> _EXERCISE PROMPT_
Scan the data below and pick out the lines containing the word "page".

> _SUPPLIED DATA_
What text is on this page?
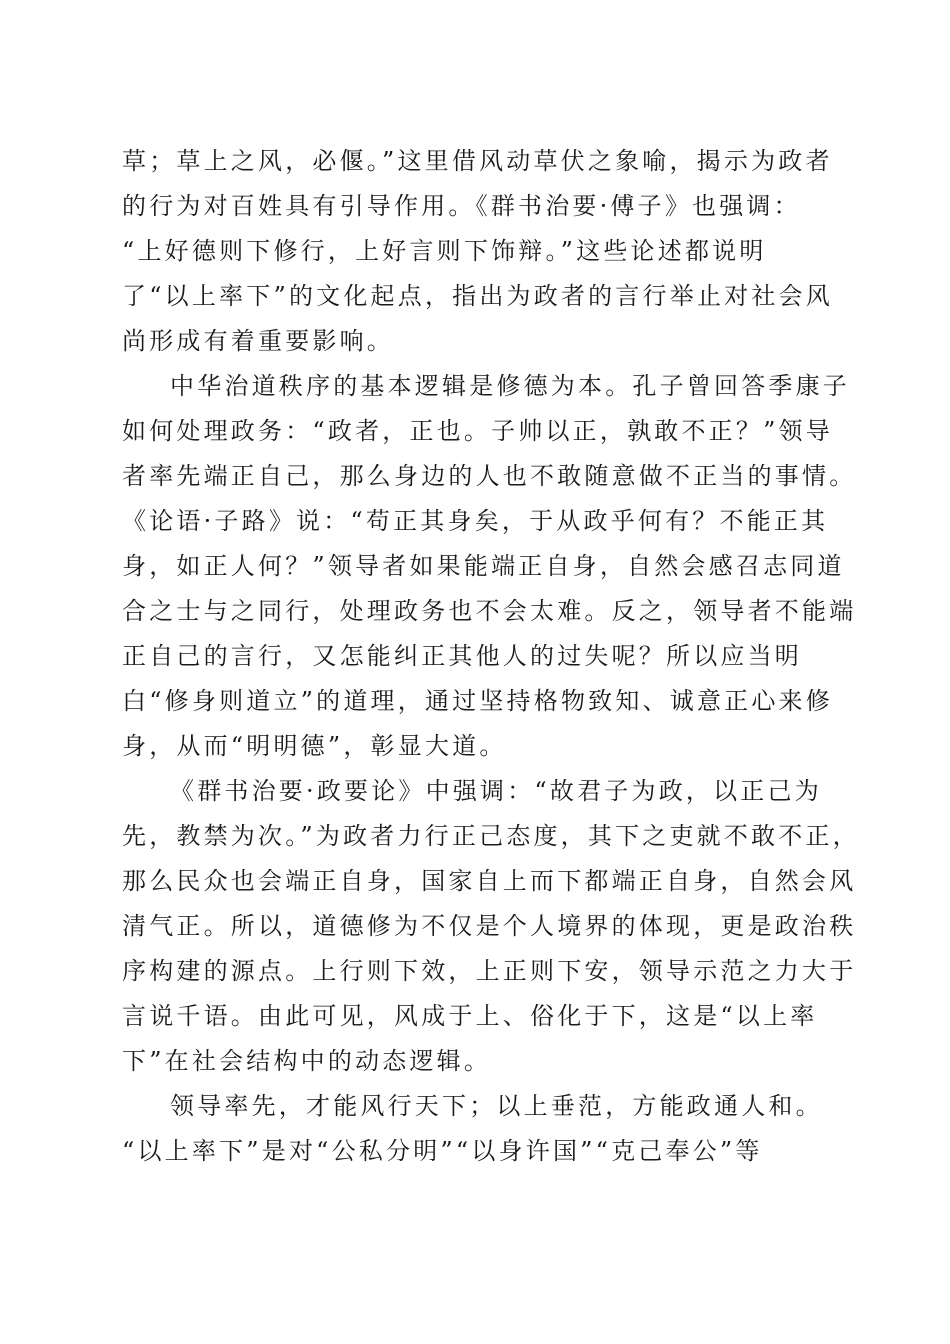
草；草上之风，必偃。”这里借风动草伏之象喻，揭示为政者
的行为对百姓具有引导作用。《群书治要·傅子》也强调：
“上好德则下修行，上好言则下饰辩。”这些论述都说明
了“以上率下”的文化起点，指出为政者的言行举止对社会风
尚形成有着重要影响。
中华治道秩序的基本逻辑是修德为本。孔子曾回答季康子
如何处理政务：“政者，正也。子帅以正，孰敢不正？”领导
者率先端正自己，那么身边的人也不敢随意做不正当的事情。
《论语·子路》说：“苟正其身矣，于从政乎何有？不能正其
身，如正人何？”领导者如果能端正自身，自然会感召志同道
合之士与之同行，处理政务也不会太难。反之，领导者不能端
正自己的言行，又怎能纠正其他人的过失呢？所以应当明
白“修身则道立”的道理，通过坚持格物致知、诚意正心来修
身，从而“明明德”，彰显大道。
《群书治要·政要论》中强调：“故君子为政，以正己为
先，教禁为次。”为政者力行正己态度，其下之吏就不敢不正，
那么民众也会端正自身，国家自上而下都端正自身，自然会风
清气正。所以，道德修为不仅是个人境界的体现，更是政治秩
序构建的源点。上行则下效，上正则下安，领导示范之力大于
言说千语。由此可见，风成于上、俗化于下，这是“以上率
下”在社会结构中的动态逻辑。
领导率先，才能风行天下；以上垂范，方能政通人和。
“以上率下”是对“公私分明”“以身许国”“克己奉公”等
---
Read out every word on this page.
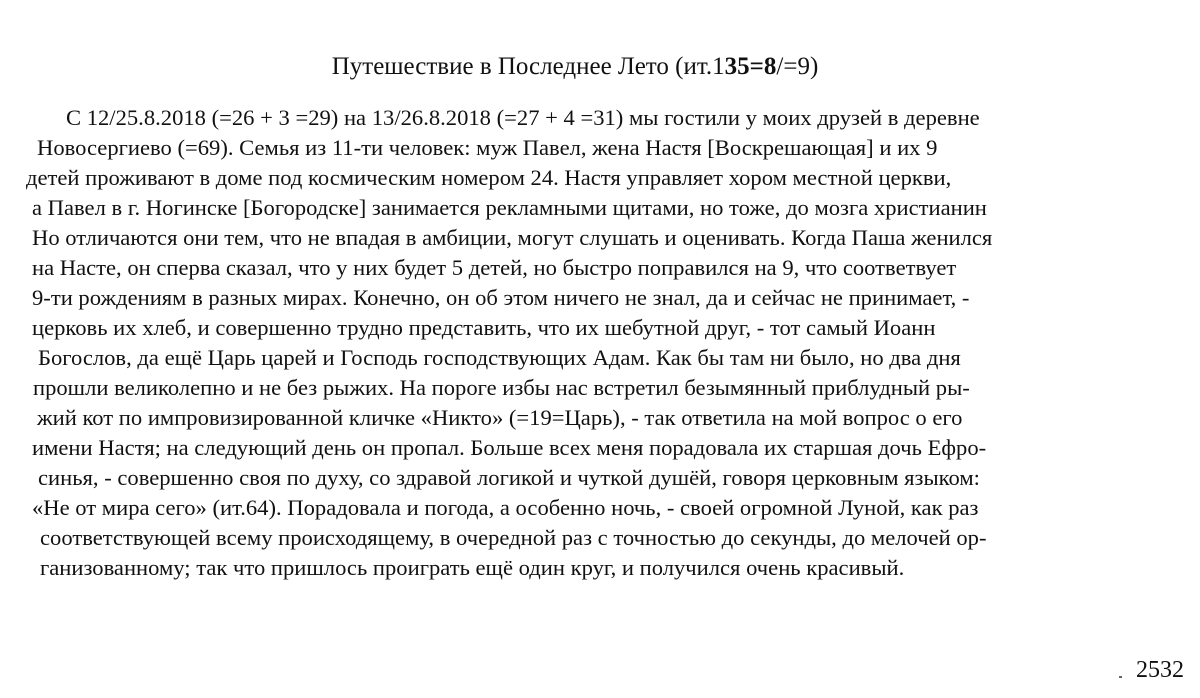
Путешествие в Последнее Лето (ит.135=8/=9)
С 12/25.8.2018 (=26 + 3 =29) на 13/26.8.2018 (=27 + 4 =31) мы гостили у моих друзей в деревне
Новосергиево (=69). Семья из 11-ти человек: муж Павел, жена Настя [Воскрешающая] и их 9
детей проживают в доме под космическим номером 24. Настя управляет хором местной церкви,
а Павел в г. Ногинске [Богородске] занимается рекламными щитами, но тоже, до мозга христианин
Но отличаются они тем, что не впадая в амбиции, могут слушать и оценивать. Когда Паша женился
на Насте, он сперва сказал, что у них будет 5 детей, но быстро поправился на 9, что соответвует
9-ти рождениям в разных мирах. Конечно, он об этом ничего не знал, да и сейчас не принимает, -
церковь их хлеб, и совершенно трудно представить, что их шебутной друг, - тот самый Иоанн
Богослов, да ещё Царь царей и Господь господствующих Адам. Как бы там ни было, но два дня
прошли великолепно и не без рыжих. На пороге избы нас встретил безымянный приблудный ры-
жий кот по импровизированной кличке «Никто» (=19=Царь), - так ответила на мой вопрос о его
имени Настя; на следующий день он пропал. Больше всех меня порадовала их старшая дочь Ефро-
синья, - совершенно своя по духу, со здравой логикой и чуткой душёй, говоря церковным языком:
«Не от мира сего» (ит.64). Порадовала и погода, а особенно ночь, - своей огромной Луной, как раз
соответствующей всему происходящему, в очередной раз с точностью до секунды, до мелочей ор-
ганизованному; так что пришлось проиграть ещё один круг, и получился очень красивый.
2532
...
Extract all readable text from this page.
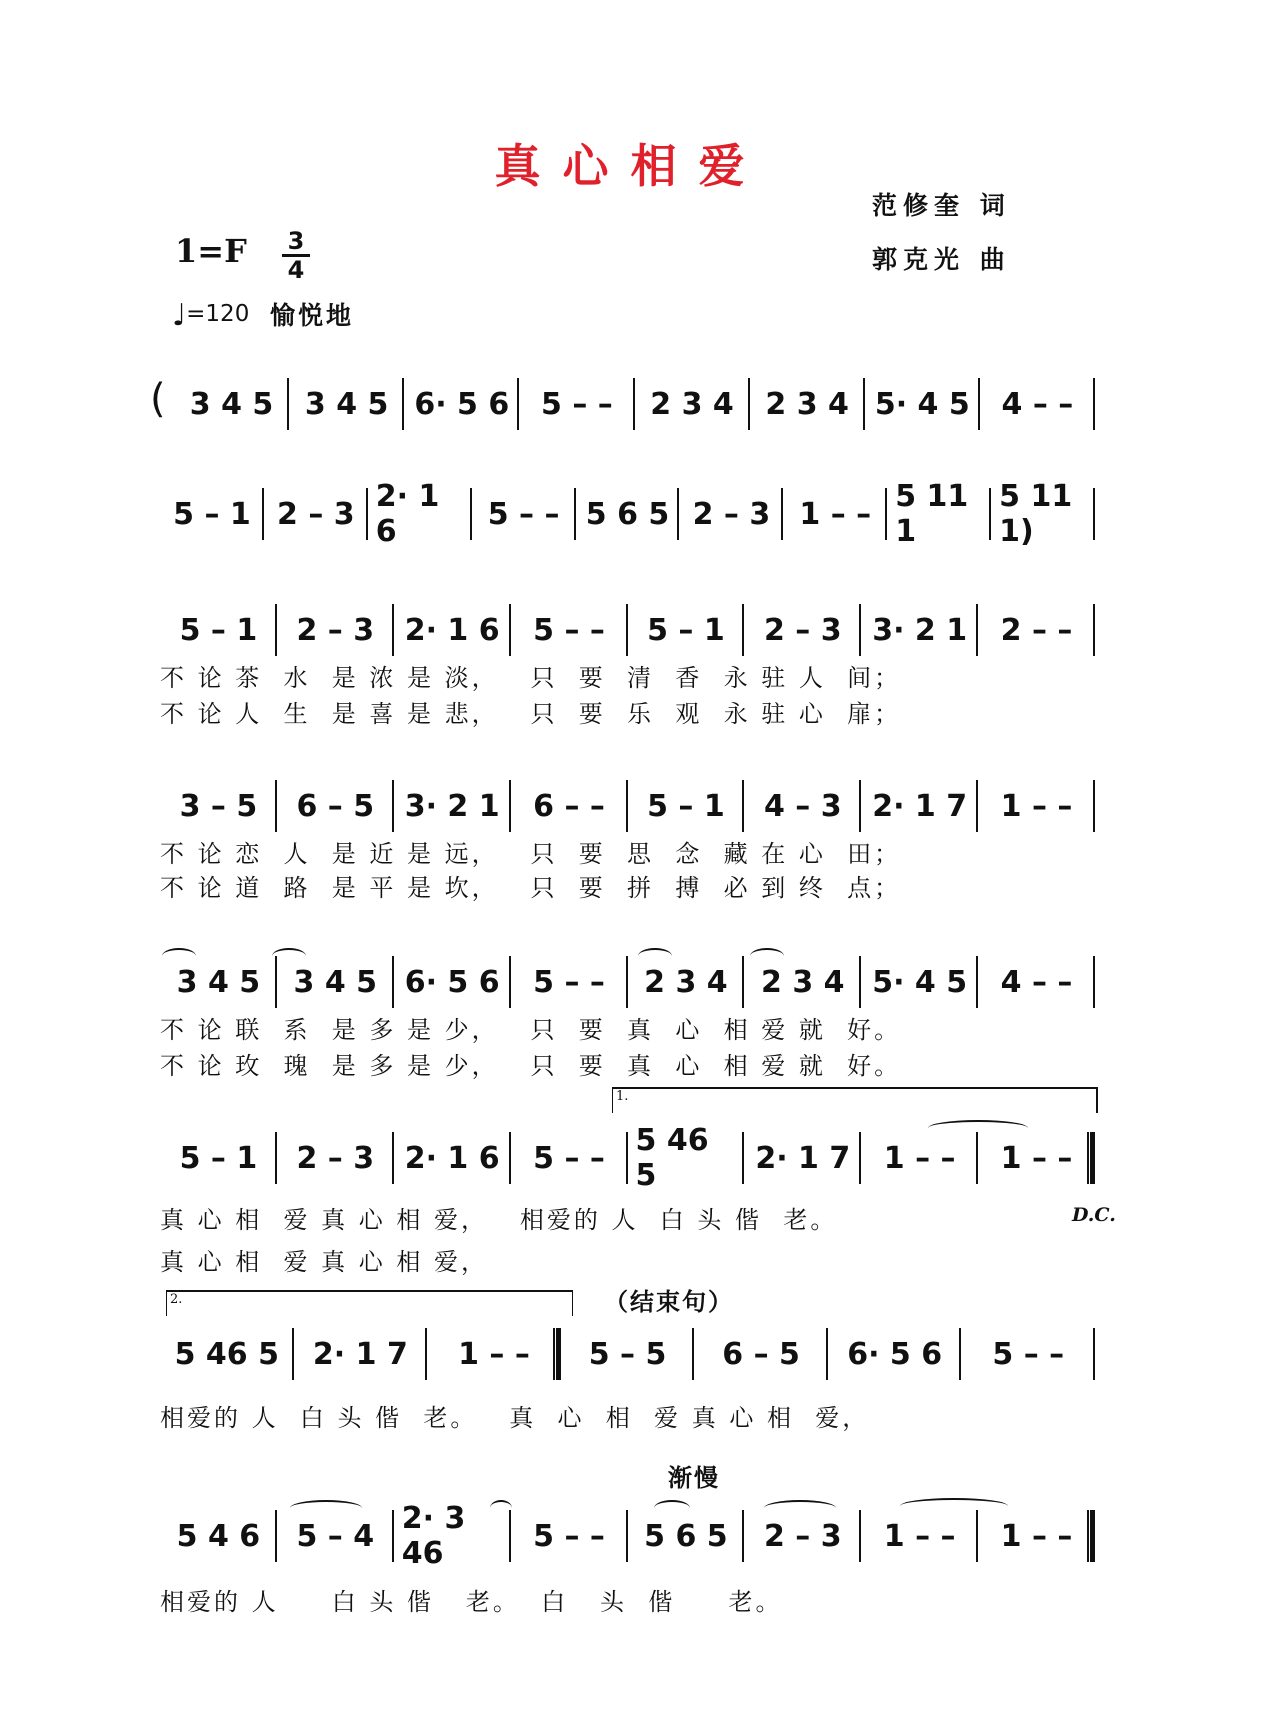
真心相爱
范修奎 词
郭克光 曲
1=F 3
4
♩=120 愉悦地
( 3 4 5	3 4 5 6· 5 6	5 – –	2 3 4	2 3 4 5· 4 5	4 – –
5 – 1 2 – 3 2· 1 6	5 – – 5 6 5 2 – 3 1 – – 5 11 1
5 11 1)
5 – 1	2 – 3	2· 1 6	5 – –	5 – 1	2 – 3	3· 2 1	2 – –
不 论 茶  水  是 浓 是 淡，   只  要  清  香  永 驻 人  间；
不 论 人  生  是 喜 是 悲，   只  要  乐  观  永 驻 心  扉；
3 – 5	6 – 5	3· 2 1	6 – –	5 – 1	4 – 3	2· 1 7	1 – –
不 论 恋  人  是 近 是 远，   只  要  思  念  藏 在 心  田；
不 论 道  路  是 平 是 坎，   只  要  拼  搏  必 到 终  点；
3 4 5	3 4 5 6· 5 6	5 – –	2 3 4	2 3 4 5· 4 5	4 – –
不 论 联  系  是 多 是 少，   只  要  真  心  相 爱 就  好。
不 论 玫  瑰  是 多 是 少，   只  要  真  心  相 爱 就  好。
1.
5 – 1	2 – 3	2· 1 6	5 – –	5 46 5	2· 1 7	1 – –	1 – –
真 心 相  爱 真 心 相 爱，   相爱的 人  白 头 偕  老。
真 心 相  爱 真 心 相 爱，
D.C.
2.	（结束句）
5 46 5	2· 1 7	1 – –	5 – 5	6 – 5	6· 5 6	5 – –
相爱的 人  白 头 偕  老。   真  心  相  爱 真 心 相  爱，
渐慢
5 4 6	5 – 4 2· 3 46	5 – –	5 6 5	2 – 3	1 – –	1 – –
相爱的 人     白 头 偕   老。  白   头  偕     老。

> _TASK OUTPUT_
What text is on this page?
Read out every word on this page.
Extract all readable text from this page.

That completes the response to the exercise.